» DATA FOR THE TASK
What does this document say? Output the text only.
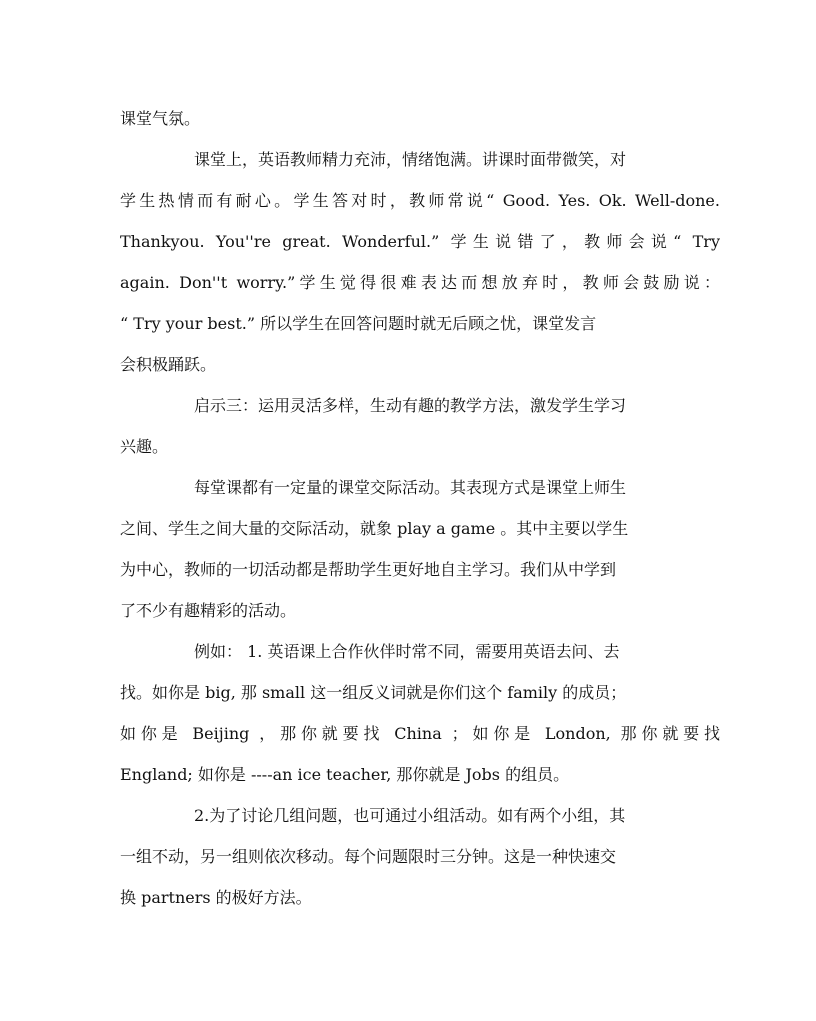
课堂气氛。
课堂上，英语教师精力充沛，情绪饱满。讲课时面带微笑，对
学生热情而有耐心。学生答对时，教师常说“ Good. Yes. Ok. Well-done.
Thankyou. You''re great. Wonderful.” 学生说错了，教师会说“ Try
again. Don''t worry.”学生觉得很难表达而想放弃时，教师会鼓励说：
“ Try your best.” 所以学生在回答问题时就无后顾之忧，课堂发言
会积极踊跃。
启示三：运用灵活多样，生动有趣的教学方法，激发学生学习
兴趣。
每堂课都有一定量的课堂交际活动。其表现方式是课堂上师生
之间、学生之间大量的交际活动，就象 play a game 。其中主要以学生
为中心，教师的一切活动都是帮助学生更好地自主学习。我们从中学到
了不少有趣精彩的活动。
例如： 1. 英语课上合作伙伴时常不同，需要用英语去问、去
找。如你是 big, 那 small 这一组反义词就是你们这个 family 的成员；
如你是 Beijing ，那你就要找 China ；如你是 London, 那你就要找
England; 如你是 ----an ice teacher, 那你就是 Jobs 的组员。
2.为了讨论几组问题，也可通过小组活动。如有两个小组，其
一组不动，另一组则依次移动。每个问题限时三分钟。这是一种快速交
换 partners 的极好方法。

» TASK DESCRIPTION
Transcribe all entries above exactly. Drop the pictures.

» WRITTEN REPLY
What does this document say? Output the text only.
课堂气氛。
课堂上，英语教师精力充沛，情绪饱满。讲课时面带微笑，对
学生热情而有耐心。学生答对时，教师常说“ Good. Yes. Ok. Well-done.
Thankyou. You''re great. Wonderful.” 学生说错了，教师会说“ Try
again. Don''t worry.”学生觉得很难表达而想放弃时，教师会鼓励说：
“ Try your best.” 所以学生在回答问题时就无后顾之忧，课堂发言
会积极踊跃。
启示三：运用灵活多样，生动有趣的教学方法，激发学生学习
兴趣。
每堂课都有一定量的课堂交际活动。其表现方式是课堂上师生
之间、学生之间大量的交际活动，就象 play a game 。其中主要以学生
为中心，教师的一切活动都是帮助学生更好地自主学习。我们从中学到
了不少有趣精彩的活动。
例如： 1. 英语课上合作伙伴时常不同，需要用英语去问、去
找。如你是 big, 那 small 这一组反义词就是你们这个 family 的成员；
如你是 Beijing ，那你就要找 China ；如你是 London, 那你就要找
England; 如你是 ----an ice teacher, 那你就是 Jobs 的组员。
2.为了讨论几组问题，也可通过小组活动。如有两个小组，其
一组不动，另一组则依次移动。每个问题限时三分钟。这是一种快速交
换 partners 的极好方法。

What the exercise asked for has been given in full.